**Written request**: Write out the material exactly, leaving every picture behind.

[Data excerpts]
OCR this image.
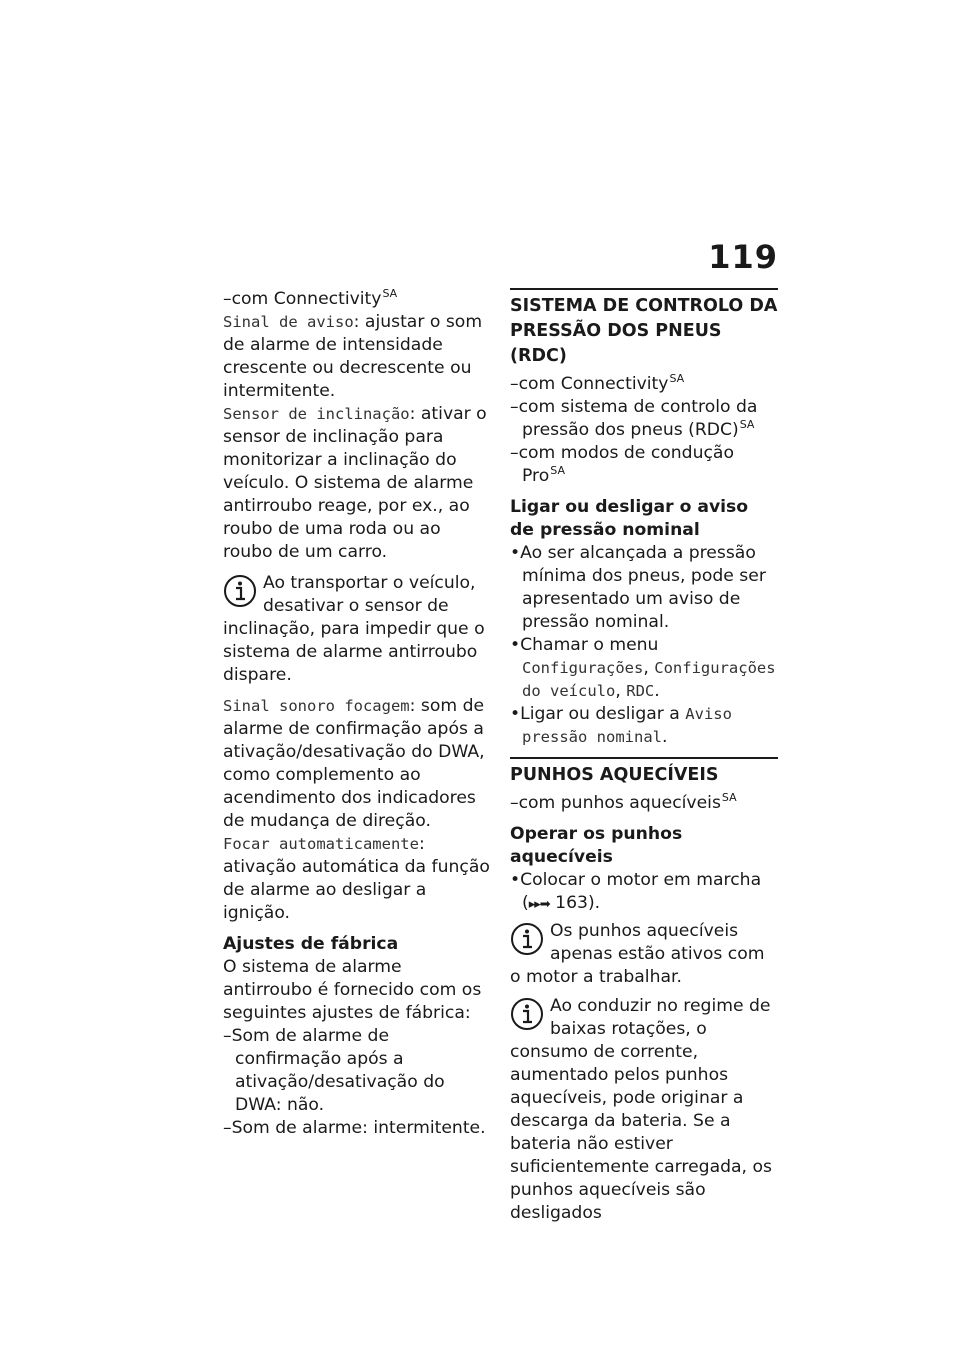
119

–com Connectivity$^{SA}$

Sinal de aviso: ajustar o som de alarme de intensidade crescente ou decrescente ou intermitente.

Sensor de inclinação: ativar o sensor de inclinação para monitorizar a inclinação do veículo. O sistema de alarme antirroubo reage, por ex., ao roubo de uma roda ou ao roubo de um carro.

Ao transportar o veículo, desativar o sensor de inclinação, para impedir que o sistema de alarme antirroubo dispare.

Sinal sonoro focagem: som de alarme de confirmação após a ativação/desativação do DWA, como complemento ao acendimento dos indicadores de mudança de direção.

Focar automaticamente: ativação automática da função de alarme ao desligar a ignição.

Ajustes de fábrica

O sistema de alarme antirroubo é fornecido com os seguintes ajustes de fábrica:

–Som de alarme de confirmação após a ativação/desativação do DWA: não.

–Som de alarme: intermitente.

SISTEMA DE CONTROLO DA PRESSÃO DOS PNEUS (RDC)

–com Connectivity$^{SA}$

–com sistema de controlo da pressão dos pneus (RDC)$^{SA}$

–com modos de condução Pro$^{SA}$

Ligar ou desligar o aviso de pressão nominal

•Ao ser alcançada a pressão mínima dos pneus, pode ser apresentado um aviso de pressão nominal.

•Chamar o menu Configurações, Configurações do veículo, RDC.

•Ligar ou desligar a Aviso pressão nominal.

PUNHOS AQUECÍVEIS

–com punhos aquecíveis$^{SA}$

Operar os punhos aquecíveis

•Colocar o motor em marcha (▸▸➡ 163).

Os punhos aquecíveis apenas estão ativos com o motor a trabalhar.
Ao conduzir no regime de baixas rotações, o consumo de corrente, aumentado pelos punhos aquecíveis, pode originar a descarga da bateria. Se a bateria não estiver suficientemente carregada, os punhos aquecíveis são desligados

**Output for this task**:
OCR this image.
119

–com Connectivity$^{SA}$

Sinal de aviso: ajustar o som de alarme de intensidade crescente ou decrescente ou intermitente.

Sensor de inclinação: ativar o sensor de inclinação para monitorizar a inclinação do veículo. O sistema de alarme antirroubo reage, por ex., ao roubo de uma roda ou ao roubo de um carro.

Ao transportar o veículo, desativar o sensor de inclinação, para impedir que o sistema de alarme antirroubo dispare.

Sinal sonoro focagem: som de alarme de confirmação após a ativação/desativação do DWA, como complemento ao acendimento dos indicadores de mudança de direção.

Focar automaticamente: ativação automática da função de alarme ao desligar a ignição.

Ajustes de fábrica

O sistema de alarme antirroubo é fornecido com os seguintes ajustes de fábrica:

–Som de alarme de confirmação após a ativação/desativação do DWA: não.

–Som de alarme: intermitente.

SISTEMA DE CONTROLO DA PRESSÃO DOS PNEUS (RDC)

–com Connectivity$^{SA}$

–com sistema de controlo da pressão dos pneus (RDC)$^{SA}$

–com modos de condução Pro$^{SA}$

Ligar ou desligar o aviso de pressão nominal

•Ao ser alcançada a pressão mínima dos pneus, pode ser apresentado um aviso de pressão nominal.

•Chamar o menu Configurações, Configurações do veículo, RDC.

•Ligar ou desligar a Aviso pressão nominal.

PUNHOS AQUECÍVEIS

–com punhos aquecíveis$^{SA}$

Operar os punhos aquecíveis

•Colocar o motor em marcha (▸▸➡ 163).

Os punhos aquecíveis apenas estão ativos com o motor a trabalhar.
Ao conduzir no regime de baixas rotações, o consumo de corrente, aumentado pelos punhos aquecíveis, pode originar a descarga da bateria. Se a bateria não estiver suficientemente carregada, os punhos aquecíveis são desligados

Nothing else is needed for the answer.